--- REQUIREMENTS ---
Your task is to give the data again, exactly, with every line intact.

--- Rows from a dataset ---
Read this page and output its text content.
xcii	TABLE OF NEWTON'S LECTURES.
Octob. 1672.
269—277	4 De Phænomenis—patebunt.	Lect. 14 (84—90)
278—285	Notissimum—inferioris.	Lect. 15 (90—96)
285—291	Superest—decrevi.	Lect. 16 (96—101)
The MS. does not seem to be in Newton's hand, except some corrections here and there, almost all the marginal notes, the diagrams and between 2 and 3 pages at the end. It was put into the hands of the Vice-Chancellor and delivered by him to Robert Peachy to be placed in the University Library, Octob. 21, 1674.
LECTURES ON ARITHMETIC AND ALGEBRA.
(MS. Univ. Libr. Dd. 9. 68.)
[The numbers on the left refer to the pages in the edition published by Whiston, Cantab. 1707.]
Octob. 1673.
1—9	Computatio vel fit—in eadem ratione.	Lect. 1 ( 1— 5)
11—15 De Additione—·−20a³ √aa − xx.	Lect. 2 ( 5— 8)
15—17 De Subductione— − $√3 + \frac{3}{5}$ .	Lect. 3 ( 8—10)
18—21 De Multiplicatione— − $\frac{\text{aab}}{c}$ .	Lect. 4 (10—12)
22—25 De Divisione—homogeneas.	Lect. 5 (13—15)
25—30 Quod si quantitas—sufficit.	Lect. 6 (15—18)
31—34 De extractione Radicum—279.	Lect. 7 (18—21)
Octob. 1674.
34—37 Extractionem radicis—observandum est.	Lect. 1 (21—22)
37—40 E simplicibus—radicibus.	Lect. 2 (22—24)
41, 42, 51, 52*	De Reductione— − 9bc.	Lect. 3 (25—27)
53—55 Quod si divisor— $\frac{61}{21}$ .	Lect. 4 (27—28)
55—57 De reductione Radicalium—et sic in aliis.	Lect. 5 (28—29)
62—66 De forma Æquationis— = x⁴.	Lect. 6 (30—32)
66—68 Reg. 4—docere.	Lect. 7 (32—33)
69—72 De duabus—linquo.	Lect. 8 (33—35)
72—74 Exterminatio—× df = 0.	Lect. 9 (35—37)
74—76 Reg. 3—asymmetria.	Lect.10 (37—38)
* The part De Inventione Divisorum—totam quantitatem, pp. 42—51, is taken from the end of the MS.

--- FINISHED EXERCISE ---
Read this page and output its text content.
xcii	TABLE OF NEWTON'S LECTURES.
Octob. 1672.
269—277	4 De Phænomenis—patebunt.	Lect. 14 (84—90)
278—285	Notissimum—inferioris.	Lect. 15 (90—96)
285—291	Superest—decrevi.	Lect. 16 (96—101)
The MS. does not seem to be in Newton's hand, except some corrections here and there, almost all the marginal notes, the diagrams and between 2 and 3 pages at the end. It was put into the hands of the Vice-Chancellor and delivered by him to Robert Peachy to be placed in the University Library, Octob. 21, 1674.
LECTURES ON ARITHMETIC AND ALGEBRA.
(MS. Univ. Libr. Dd. 9. 68.)
[The numbers on the left refer to the pages in the edition published by Whiston, Cantab. 1707.]
Octob. 1673.
1—9	Computatio vel fit—in eadem ratione.	Lect. 1 ( 1— 5)
11—15 De Additione—·−20a³ √aa − xx.	Lect. 2 ( 5— 8)
15—17 De Subductione— − $√3 + \frac{3}{5}$ .	Lect. 3 ( 8—10)
18—21 De Multiplicatione— − $\frac{\text{aab}}{c}$ .	Lect. 4 (10—12)
22—25 De Divisione—homogeneas.	Lect. 5 (13—15)
25—30 Quod si quantitas—sufficit.	Lect. 6 (15—18)
31—34 De extractione Radicum—279.	Lect. 7 (18—21)
Octob. 1674.
34—37 Extractionem radicis—observandum est.	Lect. 1 (21—22)
37—40 E simplicibus—radicibus.	Lect. 2 (22—24)
41, 42, 51, 52*	De Reductione— − 9bc.	Lect. 3 (25—27)
53—55 Quod si divisor— $\frac{61}{21}$ .	Lect. 4 (27—28)
55—57 De reductione Radicalium—et sic in aliis.	Lect. 5 (28—29)
62—66 De forma Æquationis— = x⁴.	Lect. 6 (30—32)
66—68 Reg. 4—docere.	Lect. 7 (32—33)
69—72 De duabus—linquo.	Lect. 8 (33—35)
72—74 Exterminatio—× df = 0.	Lect. 9 (35—37)
74—76 Reg. 3—asymmetria.	Lect.10 (37—38)
* The part De Inventione Divisorum—totam quantitatem, pp. 42—51, is taken from the end of the MS.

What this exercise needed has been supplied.